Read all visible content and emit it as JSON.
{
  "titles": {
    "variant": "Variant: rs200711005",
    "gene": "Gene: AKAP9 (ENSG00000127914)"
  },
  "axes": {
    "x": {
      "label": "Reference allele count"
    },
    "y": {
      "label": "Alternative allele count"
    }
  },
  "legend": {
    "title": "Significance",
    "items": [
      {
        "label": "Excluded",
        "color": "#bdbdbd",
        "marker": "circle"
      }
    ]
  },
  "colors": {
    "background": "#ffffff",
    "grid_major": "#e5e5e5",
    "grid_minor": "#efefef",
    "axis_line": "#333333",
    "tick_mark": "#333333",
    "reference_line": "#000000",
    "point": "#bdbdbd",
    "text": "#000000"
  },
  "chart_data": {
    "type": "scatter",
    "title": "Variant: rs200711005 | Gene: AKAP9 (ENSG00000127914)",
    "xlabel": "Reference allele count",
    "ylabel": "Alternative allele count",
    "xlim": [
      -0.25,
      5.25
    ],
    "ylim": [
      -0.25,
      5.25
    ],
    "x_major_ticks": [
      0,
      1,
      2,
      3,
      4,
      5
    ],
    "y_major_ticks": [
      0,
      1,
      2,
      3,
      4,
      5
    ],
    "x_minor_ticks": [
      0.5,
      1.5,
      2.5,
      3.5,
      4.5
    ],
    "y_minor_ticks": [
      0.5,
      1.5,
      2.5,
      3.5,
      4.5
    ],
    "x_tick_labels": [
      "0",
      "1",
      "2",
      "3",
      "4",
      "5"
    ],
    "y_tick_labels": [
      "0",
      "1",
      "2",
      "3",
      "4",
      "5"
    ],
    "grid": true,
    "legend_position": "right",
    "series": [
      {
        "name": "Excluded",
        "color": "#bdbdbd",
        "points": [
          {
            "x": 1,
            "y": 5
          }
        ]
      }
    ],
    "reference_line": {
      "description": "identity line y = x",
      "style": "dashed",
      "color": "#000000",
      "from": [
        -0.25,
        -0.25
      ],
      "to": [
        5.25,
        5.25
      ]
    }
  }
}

○ ○ ○ ○ ○

- **Exercise brief**
Which lines hold the string "Alternative"? Copy all of them from the data above.

- **Written solution**
      "label": "Alternative allele count"
    "ylabel": "Alternative allele count",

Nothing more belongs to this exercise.